Omit all pictures and give the records below again exactly as written.

Data items:

——————————

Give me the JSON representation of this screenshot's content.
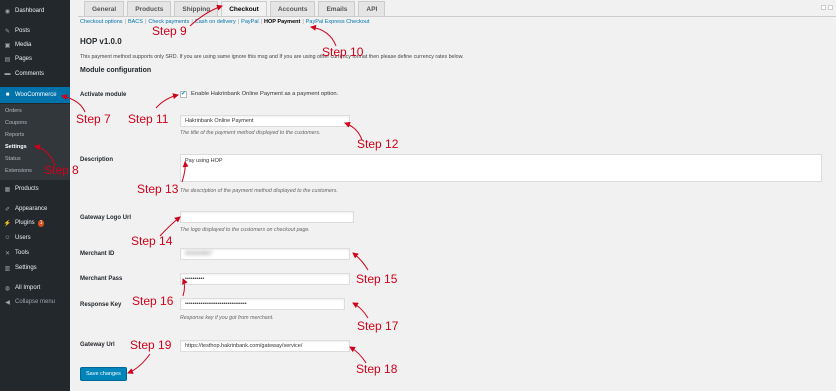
{
  "sidebar": {
    "items": [
      {
        "label": "Dashboard",
        "icon": "dashboard-icon"
      },
      {
        "label": "Posts",
        "icon": "pin-icon"
      },
      {
        "label": "Media",
        "icon": "media-icon"
      },
      {
        "label": "Pages",
        "icon": "pages-icon"
      },
      {
        "label": "Comments",
        "icon": "comment-icon"
      },
      {
        "label": "WooCommerce",
        "icon": "woocommerce-icon"
      }
    ],
    "woo_sub": [
      "Orders",
      "Coupons",
      "Reports",
      "Settings",
      "Status",
      "Extensions"
    ],
    "lower": [
      {
        "label": "Products",
        "icon": "products-icon"
      },
      {
        "label": "Appearance",
        "icon": "brush-icon"
      },
      {
        "label": "Plugins",
        "icon": "plugin-icon",
        "badge": "1"
      },
      {
        "label": "Users",
        "icon": "users-icon"
      },
      {
        "label": "Tools",
        "icon": "wrench-icon"
      },
      {
        "label": "Settings",
        "icon": "settings-icon"
      },
      {
        "label": "All Import",
        "icon": "import-icon"
      },
      {
        "label": "Collapse menu",
        "icon": "collapse-icon"
      }
    ]
  },
  "tabs": [
    "General",
    "Products",
    "Shipping",
    "Checkout",
    "Accounts",
    "Emails",
    "API"
  ],
  "subsub": {
    "items": [
      "Checkout options",
      "BACS",
      "Check payments",
      "Cash on delivery",
      "PayPal",
      "HOP Payment",
      "PayPal Express Checkout"
    ]
  },
  "title": "HOP v1.0.0",
  "intro": "This payment method supports only SRD. If you are using same ignore this msg and If you are using other currency format then please define currency rates below.",
  "section": "Module configuration",
  "fields": {
    "activate": {
      "label": "Activate module",
      "checkbox_text": "Enable Hakrinbank Online Payment as a payment option."
    },
    "title": {
      "value": "Hakrinbank Online Payment",
      "desc": "The title of the payment method displayed to the customers."
    },
    "description": {
      "label": "Description",
      "value": "Pay using HOP",
      "desc": "The description of the payment method displayed to the customers."
    },
    "logo": {
      "label": "Gateway Logo Url",
      "value": "",
      "desc": "The logo displayed to the customers on checkout page."
    },
    "merchant_id": {
      "label": "Merchant ID",
      "value": "000000837"
    },
    "merchant_pass": {
      "label": "Merchant Pass",
      "value": "••••••••••"
    },
    "response_key": {
      "label": "Response Key",
      "value": "••••••••••••••••••••••••••••••••",
      "desc": "Response key if you got from merchant."
    },
    "gateway_url": {
      "label": "Gateway Url",
      "value": "https://testhop.hakrinbank.com/gateway/service/"
    }
  },
  "save_label": "Save changes",
  "steps": [
    "Step 7",
    "Step 8",
    "Step 9",
    "Step 10",
    "Step 11",
    "Step 12",
    "Step 13",
    "Step 14",
    "Step 15",
    "Step 16",
    "Step 17",
    "Step 18",
    "Step 19"
  ],
  "colors": {
    "annotation": "#d0021b",
    "accent": "#0073aa",
    "sidebar": "#23282d"
  }
}
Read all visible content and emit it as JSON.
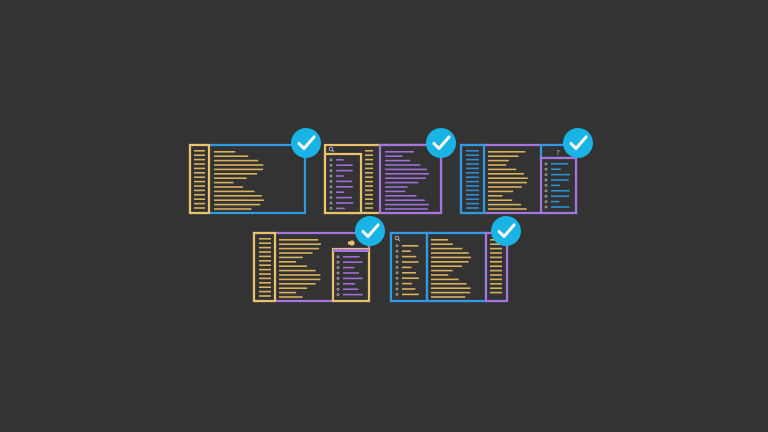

——————————

• [The solution]
Give me the JSON representation of this screenshot's content.
{
  "sidebar": {
    "items": [
      {
        "label": "Dashboard",
        "icon": "dashboard-icon"
      },
      {
        "label": "Posts",
        "icon": "pin-icon"
      },
      {
        "label": "Media",
        "icon": "media-icon"
      },
      {
        "label": "Pages",
        "icon": "pages-icon"
      },
      {
        "label": "Comments",
        "icon": "comment-icon"
      },
      {
        "label": "WooCommerce",
        "icon": "woocommerce-icon"
      }
    ],
    "woo_sub": [
      "Orders",
      "Coupons",
      "Reports",
      "Settings",
      "Status",
      "Extensions"
    ],
    "lower": [
      {
        "label": "Products",
        "icon": "products-icon"
      },
      {
        "label": "Appearance",
        "icon": "brush-icon"
      },
      {
        "label": "Plugins",
        "icon": "plugin-icon",
        "badge": "1"
      },
      {
        "label": "Users",
        "icon": "users-icon"
      },
      {
        "label": "Tools",
        "icon": "wrench-icon"
      },
      {
        "label": "Settings",
        "icon": "settings-icon"
      },
      {
        "label": "All Import",
        "icon": "import-icon"
      },
      {
        "label": "Collapse menu",
        "icon": "collapse-icon"
      }
    ]
  },
  "tabs": [
    "General",
    "Products",
    "Shipping",
    "Checkout",
    "Accounts",
    "Emails",
    "API"
  ],
  "subsub": {
    "items": [
      "Checkout options",
      "BACS",
      "Check payments",
      "Cash on delivery",
      "PayPal",
      "HOP Payment",
      "PayPal Express Checkout"
    ]
  },
  "title": "HOP v1.0.0",
  "intro": "This payment method supports only SRD. If you are using same ignore this msg and If you are using other currency format then please define currency rates below.",
  "section": "Module configuration",
  "fields": {
    "activate": {
      "label": "Activate module",
      "checkbox_text": "Enable Hakrinbank Online Payment as a payment option."
    },
    "title": {
      "value": "Hakrinbank Online Payment",
      "desc": "The title of the payment method displayed to the customers."
    },
    "description": {
      "label": "Description",
      "value": "Pay using HOP",
      "desc": "The description of the payment method displayed to the customers."
    },
    "logo": {
      "label": "Gateway Logo Url",
      "value": "",
      "desc": "The logo displayed to the customers on checkout page."
    },
    "merchant_id": {
      "label": "Merchant ID",
      "value": "000000837"
    },
    "merchant_pass": {
      "label": "Merchant Pass",
      "value": "••••••••••"
    },
    "response_key": {
      "label": "Response Key",
      "value": "••••••••••••••••••••••••••••••••",
      "desc": "Response key if you got from merchant."
    },
    "gateway_url": {
      "label": "Gateway Url",
      "value": "https://testhop.hakrinbank.com/gateway/service/"
    }
  },
  "save_label": "Save changes",
  "steps": [
    "Step 7",
    "Step 8",
    "Step 9",
    "Step 10",
    "Step 11",
    "Step 12",
    "Step 13",
    "Step 14",
    "Step 15",
    "Step 16",
    "Step 17",
    "Step 18",
    "Step 19"
  ],
  "colors": {
    "annotation": "#d0021b",
    "accent": "#0073aa",
    "sidebar": "#23282d"
  }
}
Read all visible content and emit it as JSON.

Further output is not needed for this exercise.